** What is needed **
Reproduce the material exactly, omitting nothing.

------------------------------------------------

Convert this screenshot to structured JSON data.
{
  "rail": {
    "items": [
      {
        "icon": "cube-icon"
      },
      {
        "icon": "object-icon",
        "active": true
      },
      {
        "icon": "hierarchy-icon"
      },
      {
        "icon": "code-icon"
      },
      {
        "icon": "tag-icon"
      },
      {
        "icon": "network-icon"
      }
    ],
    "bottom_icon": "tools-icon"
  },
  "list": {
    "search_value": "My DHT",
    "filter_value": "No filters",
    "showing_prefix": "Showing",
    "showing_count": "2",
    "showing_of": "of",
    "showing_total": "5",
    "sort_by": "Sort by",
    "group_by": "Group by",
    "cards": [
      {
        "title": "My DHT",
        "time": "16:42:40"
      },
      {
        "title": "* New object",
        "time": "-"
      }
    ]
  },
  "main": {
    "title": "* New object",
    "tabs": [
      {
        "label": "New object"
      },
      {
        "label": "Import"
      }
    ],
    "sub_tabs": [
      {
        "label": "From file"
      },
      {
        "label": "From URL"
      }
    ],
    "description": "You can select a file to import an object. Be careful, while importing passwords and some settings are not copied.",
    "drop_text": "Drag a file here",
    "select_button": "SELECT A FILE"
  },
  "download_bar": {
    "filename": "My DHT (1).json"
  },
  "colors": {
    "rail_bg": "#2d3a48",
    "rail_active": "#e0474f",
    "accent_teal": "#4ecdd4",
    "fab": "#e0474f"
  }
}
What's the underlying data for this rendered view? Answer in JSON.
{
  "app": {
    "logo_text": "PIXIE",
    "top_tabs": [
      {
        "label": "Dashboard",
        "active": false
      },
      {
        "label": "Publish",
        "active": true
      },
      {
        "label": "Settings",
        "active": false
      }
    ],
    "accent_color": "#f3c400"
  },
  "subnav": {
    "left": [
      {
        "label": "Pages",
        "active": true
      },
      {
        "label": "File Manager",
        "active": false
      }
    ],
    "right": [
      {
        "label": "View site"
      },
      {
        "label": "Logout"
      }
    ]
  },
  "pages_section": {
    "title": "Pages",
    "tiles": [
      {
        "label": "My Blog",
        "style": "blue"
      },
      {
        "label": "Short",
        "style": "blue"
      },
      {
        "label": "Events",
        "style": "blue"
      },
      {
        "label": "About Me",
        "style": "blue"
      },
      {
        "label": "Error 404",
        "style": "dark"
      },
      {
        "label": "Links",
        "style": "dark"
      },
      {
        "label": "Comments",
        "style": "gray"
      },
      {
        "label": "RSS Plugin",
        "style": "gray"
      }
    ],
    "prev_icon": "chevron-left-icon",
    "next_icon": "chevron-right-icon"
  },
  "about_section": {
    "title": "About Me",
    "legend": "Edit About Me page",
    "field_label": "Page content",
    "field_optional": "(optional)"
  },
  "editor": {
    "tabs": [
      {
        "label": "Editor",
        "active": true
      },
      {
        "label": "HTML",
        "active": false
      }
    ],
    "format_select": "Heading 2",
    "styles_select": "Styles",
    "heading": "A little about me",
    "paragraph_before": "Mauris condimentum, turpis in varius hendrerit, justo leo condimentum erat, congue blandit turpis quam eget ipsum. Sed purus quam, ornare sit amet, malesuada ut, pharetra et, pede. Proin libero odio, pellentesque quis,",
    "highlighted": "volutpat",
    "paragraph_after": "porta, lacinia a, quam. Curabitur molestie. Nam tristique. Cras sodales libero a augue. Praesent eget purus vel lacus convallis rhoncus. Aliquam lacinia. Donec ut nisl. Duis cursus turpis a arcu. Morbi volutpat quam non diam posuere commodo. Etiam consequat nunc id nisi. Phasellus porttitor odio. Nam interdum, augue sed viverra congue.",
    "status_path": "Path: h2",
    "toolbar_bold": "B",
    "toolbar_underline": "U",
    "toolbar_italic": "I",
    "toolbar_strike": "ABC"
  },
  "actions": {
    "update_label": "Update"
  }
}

------------------------------------------------

** The response **
Convert this screenshot to structured JSON data.
{
  "rail": {
    "items": [
      {
        "icon": "cube-icon"
      },
      {
        "icon": "object-icon",
        "active": true
      },
      {
        "icon": "hierarchy-icon"
      },
      {
        "icon": "code-icon"
      },
      {
        "icon": "tag-icon"
      },
      {
        "icon": "network-icon"
      }
    ],
    "bottom_icon": "tools-icon"
  },
  "list": {
    "search_value": "My DHT",
    "filter_value": "No filters",
    "showing_prefix": "Showing",
    "showing_count": "2",
    "showing_of": "of",
    "showing_total": "5",
    "sort_by": "Sort by",
    "group_by": "Group by",
    "cards": [
      {
        "title": "My DHT",
        "time": "16:42:40"
      },
      {
        "title": "* New object",
        "time": "-"
      }
    ]
  },
  "main": {
    "title": "* New object",
    "tabs": [
      {
        "label": "New object"
      },
      {
        "label": "Import"
      }
    ],
    "sub_tabs": [
      {
        "label": "From file"
      },
      {
        "label": "From URL"
      }
    ],
    "description": "You can select a file to import an object. Be careful, while importing passwords and some settings are not copied.",
    "drop_text": "Drag a file here",
    "select_button": "SELECT A FILE"
  },
  "download_bar": {
    "filename": "My DHT (1).json"
  },
  "colors": {
    "rail_bg": "#2d3a48",
    "rail_active": "#e0474f",
    "accent_teal": "#4ecdd4",
    "fab": "#e0474f"
  }
}
What's the underlying data for this rendered view? Answer in JSON.
{
  "app": {
    "logo_text": "PIXIE",
    "top_tabs": [
      {
        "label": "Dashboard",
        "active": false
      },
      {
        "label": "Publish",
        "active": true
      },
      {
        "label": "Settings",
        "active": false
      }
    ],
    "accent_color": "#f3c400"
  },
  "subnav": {
    "left": [
      {
        "label": "Pages",
        "active": true
      },
      {
        "label": "File Manager",
        "active": false
      }
    ],
    "right": [
      {
        "label": "View site"
      },
      {
        "label": "Logout"
      }
    ]
  },
  "pages_section": {
    "title": "Pages",
    "tiles": [
      {
        "label": "My Blog",
        "style": "blue"
      },
      {
        "label": "Short",
        "style": "blue"
      },
      {
        "label": "Events",
        "style": "blue"
      },
      {
        "label": "About Me",
        "style": "blue"
      },
      {
        "label": "Error 404",
        "style": "dark"
      },
      {
        "label": "Links",
        "style": "dark"
      },
      {
        "label": "Comments",
        "style": "gray"
      },
      {
        "label": "RSS Plugin",
        "style": "gray"
      }
    ],
    "prev_icon": "chevron-left-icon",
    "next_icon": "chevron-right-icon"
  },
  "about_section": {
    "title": "About Me",
    "legend": "Edit About Me page",
    "field_label": "Page content",
    "field_optional": "(optional)"
  },
  "editor": {
    "tabs": [
      {
        "label": "Editor",
        "active": true
      },
      {
        "label": "HTML",
        "active": false
      }
    ],
    "format_select": "Heading 2",
    "styles_select": "Styles",
    "heading": "A little about me",
    "paragraph_before": "Mauris condimentum, turpis in varius hendrerit, justo leo condimentum erat, congue blandit turpis quam eget ipsum. Sed purus quam, ornare sit amet, malesuada ut, pharetra et, pede. Proin libero odio, pellentesque quis,",
    "highlighted": "volutpat",
    "paragraph_after": "porta, lacinia a, quam. Curabitur molestie. Nam tristique. Cras sodales libero a augue. Praesent eget purus vel lacus convallis rhoncus. Aliquam lacinia. Donec ut nisl. Duis cursus turpis a arcu. Morbi volutpat quam non diam posuere commodo. Etiam consequat nunc id nisi. Phasellus porttitor odio. Nam interdum, augue sed viverra congue.",
    "status_path": "Path: h2",
    "toolbar_bold": "B",
    "toolbar_underline": "U",
    "toolbar_italic": "I",
    "toolbar_strike": "ABC"
  },
  "actions": {
    "update_label": "Update"
  }
}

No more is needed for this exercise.